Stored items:
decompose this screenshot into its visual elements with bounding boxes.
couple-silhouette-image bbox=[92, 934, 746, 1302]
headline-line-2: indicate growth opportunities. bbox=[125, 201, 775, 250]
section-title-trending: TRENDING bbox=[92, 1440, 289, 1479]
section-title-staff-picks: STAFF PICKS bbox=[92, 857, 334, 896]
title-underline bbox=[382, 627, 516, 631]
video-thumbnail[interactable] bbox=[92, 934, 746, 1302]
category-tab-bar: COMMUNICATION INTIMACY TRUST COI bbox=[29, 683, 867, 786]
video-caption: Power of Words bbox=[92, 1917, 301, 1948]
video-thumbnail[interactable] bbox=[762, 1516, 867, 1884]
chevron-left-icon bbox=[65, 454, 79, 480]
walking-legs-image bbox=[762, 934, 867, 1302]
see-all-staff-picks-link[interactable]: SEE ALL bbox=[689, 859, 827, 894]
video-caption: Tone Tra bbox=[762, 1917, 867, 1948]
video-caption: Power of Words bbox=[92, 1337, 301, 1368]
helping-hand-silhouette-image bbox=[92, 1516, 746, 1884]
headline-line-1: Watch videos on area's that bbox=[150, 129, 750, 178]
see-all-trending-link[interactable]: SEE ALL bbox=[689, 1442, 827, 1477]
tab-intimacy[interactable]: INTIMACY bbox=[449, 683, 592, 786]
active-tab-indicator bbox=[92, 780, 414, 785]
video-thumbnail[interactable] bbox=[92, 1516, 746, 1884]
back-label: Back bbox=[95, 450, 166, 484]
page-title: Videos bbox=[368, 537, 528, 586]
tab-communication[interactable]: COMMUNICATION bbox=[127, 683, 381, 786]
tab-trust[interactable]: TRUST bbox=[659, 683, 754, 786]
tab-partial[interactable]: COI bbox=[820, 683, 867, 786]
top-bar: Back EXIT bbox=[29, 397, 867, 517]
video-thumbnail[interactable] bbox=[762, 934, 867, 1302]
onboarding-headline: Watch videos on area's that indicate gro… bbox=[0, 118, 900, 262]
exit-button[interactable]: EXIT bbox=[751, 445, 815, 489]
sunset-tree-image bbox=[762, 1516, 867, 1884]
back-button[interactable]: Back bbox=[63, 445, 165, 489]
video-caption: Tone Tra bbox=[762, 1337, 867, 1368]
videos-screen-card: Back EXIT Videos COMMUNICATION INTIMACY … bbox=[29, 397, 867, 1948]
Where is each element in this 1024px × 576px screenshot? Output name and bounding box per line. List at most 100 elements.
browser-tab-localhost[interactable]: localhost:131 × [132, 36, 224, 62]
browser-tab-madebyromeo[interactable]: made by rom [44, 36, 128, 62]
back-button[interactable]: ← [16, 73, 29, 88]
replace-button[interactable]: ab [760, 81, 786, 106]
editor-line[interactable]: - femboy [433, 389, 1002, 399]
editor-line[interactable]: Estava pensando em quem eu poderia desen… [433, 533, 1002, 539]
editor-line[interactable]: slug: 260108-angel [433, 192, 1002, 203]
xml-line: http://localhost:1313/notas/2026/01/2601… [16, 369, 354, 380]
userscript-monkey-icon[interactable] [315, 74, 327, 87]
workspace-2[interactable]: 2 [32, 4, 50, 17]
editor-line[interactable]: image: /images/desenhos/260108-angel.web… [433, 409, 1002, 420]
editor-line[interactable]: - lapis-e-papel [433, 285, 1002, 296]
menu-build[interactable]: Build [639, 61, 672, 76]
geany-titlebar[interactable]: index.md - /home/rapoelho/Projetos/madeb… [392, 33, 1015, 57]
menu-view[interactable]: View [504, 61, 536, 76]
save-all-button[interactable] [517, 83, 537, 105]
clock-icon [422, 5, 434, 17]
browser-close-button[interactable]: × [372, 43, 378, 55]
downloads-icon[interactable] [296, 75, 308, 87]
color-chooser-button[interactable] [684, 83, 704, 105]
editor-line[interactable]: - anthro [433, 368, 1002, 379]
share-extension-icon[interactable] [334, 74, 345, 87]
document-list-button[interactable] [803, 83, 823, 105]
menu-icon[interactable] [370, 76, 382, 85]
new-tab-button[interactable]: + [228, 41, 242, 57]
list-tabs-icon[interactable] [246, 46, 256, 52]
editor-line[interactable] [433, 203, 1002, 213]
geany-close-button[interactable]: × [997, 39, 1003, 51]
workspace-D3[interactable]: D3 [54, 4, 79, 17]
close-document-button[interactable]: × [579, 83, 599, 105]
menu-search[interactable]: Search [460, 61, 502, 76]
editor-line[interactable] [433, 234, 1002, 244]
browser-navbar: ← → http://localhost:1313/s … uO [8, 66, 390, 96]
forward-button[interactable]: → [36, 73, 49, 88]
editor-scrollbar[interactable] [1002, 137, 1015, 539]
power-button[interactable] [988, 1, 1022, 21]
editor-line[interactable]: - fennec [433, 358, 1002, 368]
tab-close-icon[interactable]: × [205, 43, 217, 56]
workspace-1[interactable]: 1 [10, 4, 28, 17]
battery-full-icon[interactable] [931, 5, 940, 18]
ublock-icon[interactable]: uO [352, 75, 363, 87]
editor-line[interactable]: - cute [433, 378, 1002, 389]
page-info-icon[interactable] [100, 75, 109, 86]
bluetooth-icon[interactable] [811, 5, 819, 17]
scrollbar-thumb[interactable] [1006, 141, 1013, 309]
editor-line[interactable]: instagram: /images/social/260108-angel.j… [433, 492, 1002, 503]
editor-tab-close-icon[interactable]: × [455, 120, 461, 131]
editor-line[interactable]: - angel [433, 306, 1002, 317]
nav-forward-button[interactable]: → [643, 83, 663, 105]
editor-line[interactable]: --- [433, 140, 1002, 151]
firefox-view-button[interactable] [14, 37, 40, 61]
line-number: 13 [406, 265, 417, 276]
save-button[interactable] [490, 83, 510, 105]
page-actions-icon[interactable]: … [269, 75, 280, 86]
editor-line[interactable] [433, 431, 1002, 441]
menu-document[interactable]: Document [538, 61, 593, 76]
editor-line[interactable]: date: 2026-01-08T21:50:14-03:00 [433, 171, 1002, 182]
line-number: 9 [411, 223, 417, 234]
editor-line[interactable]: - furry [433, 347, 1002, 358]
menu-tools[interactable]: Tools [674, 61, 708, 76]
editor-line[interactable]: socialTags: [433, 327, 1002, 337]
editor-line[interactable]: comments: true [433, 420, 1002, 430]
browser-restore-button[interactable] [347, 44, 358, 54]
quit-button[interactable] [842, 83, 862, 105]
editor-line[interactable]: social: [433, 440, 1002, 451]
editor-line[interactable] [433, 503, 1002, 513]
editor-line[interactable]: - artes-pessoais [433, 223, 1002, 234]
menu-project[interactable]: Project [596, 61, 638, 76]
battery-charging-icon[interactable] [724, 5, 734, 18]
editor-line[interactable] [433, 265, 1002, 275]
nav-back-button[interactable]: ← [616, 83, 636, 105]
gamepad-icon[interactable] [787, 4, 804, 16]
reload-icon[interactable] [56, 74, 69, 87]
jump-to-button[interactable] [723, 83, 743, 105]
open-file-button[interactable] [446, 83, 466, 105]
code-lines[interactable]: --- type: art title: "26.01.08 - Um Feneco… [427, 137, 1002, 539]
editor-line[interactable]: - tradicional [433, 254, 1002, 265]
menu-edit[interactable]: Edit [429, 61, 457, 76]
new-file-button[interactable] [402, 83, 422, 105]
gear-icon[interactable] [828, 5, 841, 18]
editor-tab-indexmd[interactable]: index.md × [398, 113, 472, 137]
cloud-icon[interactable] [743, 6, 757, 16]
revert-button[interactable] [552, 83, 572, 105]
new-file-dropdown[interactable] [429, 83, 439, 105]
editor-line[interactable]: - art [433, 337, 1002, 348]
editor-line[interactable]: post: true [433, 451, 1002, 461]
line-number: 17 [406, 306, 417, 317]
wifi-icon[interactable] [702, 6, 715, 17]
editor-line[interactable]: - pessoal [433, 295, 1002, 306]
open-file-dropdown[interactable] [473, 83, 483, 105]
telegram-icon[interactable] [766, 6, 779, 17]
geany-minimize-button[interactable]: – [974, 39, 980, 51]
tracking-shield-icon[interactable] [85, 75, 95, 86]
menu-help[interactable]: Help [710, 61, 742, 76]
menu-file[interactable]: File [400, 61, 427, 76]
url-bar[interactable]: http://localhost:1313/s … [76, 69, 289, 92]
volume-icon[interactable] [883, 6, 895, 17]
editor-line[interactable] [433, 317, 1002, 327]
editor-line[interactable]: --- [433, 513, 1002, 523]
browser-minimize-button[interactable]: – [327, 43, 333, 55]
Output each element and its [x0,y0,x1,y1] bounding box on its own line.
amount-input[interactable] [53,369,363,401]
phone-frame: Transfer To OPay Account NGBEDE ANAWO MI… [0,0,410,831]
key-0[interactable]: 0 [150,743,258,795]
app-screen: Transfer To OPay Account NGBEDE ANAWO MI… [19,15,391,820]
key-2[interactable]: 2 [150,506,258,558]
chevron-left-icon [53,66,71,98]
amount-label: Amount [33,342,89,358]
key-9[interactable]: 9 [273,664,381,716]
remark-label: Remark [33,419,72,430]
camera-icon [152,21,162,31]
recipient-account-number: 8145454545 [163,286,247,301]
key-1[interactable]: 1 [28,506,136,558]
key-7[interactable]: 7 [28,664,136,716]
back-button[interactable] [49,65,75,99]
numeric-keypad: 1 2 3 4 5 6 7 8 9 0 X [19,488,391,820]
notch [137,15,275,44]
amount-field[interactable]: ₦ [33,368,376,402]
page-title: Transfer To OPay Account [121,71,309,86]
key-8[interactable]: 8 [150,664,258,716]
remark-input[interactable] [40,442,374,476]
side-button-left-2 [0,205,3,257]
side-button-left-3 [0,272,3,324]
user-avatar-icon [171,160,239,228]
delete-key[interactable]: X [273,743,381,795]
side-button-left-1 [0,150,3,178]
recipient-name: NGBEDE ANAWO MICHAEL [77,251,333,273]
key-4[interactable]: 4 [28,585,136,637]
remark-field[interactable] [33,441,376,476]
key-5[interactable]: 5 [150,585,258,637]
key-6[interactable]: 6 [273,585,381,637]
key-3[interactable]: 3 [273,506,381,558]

• Work instructions: Reproduce the lines from the start of the records through the line holding "video-thumbnail[interactable] bbox=[762, 1516, 867, 1884]", inclusive.

• Finished task:
decompose this screenshot into its visual elements with bounding boxes.
couple-silhouette-image bbox=[92, 934, 746, 1302]
headline-line-2: indicate growth opportunities. bbox=[125, 201, 775, 250]
section-title-trending: TRENDING bbox=[92, 1440, 289, 1479]
section-title-staff-picks: STAFF PICKS bbox=[92, 857, 334, 896]
title-underline bbox=[382, 627, 516, 631]
video-thumbnail[interactable] bbox=[92, 934, 746, 1302]
category-tab-bar: COMMUNICATION INTIMACY TRUST COI bbox=[29, 683, 867, 786]
video-caption: Power of Words bbox=[92, 1917, 301, 1948]
video-thumbnail[interactable] bbox=[762, 1516, 867, 1884]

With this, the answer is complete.